_Working data_
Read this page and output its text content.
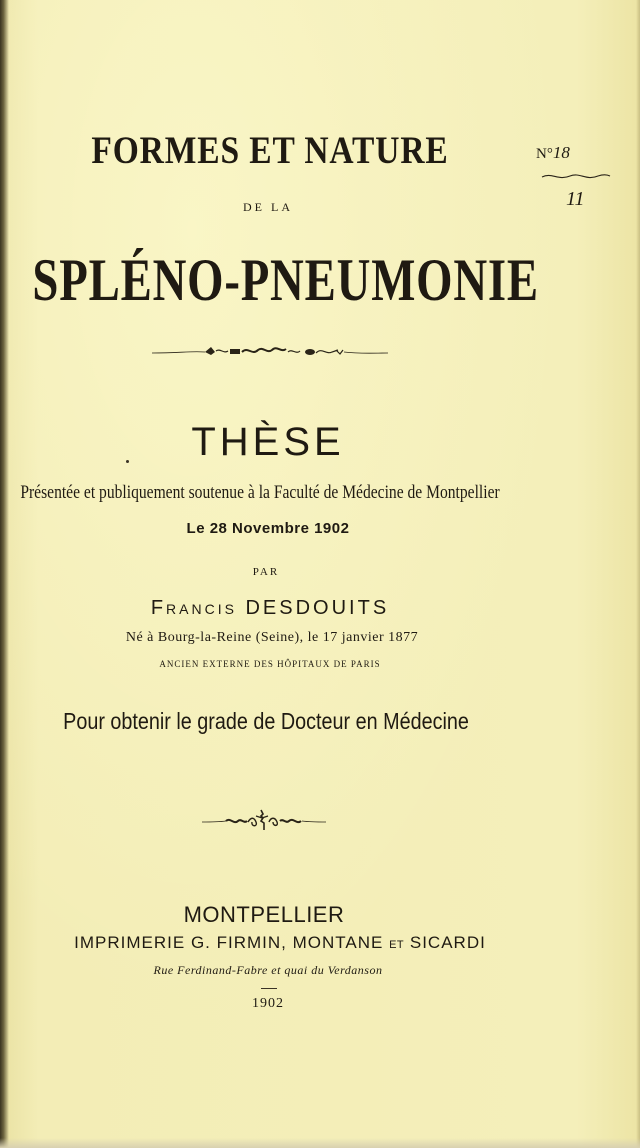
FORMES ET NATURE
DE LA
SPLÉNO-PNEUMONIE
THÈSE
Présentée et publiquement soutenue à la Faculté de Médecine de Montpellier
Le 28 Novembre 1902
PAR
Francis DESDOUITS
Né à Bourg-la-Reine (Seine), le 17 janvier 1877
ANCIEN EXTERNE DES HÔPITAUX DE PARIS
Pour obtenir le grade de Docteur en Médecine
MONTPELLIER
IMPRIMERIE G. FIRMIN, MONTANE ET SICARDI
Rue Ferdinand-Fabre et quai du Verdanson
1902
N°18
11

_Your task_
Each line in the entries above that includes the string "Médecine" should be extracted.

_Exercise answer_
Présentée et publiquement soutenue à la Faculté de Médecine de Montpellier
Pour obtenir le grade de Docteur en Médecine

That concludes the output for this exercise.